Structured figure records
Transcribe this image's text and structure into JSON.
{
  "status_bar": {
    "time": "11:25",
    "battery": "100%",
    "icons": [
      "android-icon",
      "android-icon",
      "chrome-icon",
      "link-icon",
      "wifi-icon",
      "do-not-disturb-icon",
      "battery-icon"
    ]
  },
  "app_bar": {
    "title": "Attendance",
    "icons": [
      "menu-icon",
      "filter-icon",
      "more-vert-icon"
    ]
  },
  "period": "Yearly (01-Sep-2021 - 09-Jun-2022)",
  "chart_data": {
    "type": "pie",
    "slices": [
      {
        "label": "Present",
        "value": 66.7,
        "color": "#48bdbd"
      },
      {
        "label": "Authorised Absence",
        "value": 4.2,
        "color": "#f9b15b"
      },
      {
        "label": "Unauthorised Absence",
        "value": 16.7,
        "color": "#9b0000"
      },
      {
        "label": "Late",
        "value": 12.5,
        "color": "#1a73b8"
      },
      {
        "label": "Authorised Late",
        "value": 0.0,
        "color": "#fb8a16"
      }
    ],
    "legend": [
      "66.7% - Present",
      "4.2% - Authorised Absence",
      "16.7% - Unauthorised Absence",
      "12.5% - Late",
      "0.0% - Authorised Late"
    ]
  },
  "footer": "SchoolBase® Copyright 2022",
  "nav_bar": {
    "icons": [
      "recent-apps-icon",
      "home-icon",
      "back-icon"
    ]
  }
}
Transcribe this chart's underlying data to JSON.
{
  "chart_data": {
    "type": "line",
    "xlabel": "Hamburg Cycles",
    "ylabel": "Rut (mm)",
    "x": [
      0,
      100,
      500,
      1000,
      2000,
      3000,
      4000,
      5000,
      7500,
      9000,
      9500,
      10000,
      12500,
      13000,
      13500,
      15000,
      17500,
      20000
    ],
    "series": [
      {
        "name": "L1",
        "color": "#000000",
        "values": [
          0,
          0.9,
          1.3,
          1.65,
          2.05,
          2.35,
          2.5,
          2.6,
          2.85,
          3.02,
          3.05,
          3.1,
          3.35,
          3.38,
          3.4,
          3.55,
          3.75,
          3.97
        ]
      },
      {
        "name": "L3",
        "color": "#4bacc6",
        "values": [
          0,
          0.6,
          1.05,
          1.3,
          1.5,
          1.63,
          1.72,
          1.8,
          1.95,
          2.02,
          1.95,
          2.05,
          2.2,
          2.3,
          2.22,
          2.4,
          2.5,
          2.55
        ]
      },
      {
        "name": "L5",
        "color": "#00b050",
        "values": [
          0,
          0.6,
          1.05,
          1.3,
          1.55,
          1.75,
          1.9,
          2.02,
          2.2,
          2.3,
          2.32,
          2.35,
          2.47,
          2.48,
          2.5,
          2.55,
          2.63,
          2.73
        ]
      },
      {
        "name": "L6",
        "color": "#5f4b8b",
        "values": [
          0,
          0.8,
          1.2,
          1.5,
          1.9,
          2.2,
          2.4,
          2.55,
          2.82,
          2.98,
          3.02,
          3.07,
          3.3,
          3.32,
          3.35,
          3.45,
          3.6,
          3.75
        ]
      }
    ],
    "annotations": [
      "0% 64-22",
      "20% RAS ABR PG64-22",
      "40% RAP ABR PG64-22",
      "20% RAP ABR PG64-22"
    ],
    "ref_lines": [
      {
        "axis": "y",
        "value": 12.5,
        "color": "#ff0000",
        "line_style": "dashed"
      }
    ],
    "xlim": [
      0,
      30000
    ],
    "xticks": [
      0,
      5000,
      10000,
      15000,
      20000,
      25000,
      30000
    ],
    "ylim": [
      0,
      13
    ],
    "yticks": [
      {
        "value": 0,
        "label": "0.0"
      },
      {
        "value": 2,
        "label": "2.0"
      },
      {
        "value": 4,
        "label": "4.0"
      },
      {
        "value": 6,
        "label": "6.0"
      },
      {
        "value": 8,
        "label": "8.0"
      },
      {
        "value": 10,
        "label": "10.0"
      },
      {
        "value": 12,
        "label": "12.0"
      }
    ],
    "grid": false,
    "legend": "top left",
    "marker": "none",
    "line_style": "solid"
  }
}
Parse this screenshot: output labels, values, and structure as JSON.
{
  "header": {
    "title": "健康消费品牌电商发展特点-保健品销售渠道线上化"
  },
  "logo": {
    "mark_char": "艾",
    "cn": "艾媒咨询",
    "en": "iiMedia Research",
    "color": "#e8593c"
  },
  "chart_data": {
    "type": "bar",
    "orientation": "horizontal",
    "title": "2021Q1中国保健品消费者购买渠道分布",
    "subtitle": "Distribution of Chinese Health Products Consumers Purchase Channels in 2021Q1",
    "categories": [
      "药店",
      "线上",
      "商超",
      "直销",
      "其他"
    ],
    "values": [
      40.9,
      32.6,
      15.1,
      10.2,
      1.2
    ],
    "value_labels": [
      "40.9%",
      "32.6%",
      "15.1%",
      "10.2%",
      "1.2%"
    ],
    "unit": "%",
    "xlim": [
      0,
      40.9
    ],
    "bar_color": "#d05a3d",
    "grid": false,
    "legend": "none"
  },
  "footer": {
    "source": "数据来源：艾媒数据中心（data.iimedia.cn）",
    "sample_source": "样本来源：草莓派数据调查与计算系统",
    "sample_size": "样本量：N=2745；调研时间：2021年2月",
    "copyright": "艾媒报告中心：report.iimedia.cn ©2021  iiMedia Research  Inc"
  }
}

TO DO:
In how many lines of the data does the string "Late" appear? Give only the number.

ANSWER TO THIS PROBLEM:
4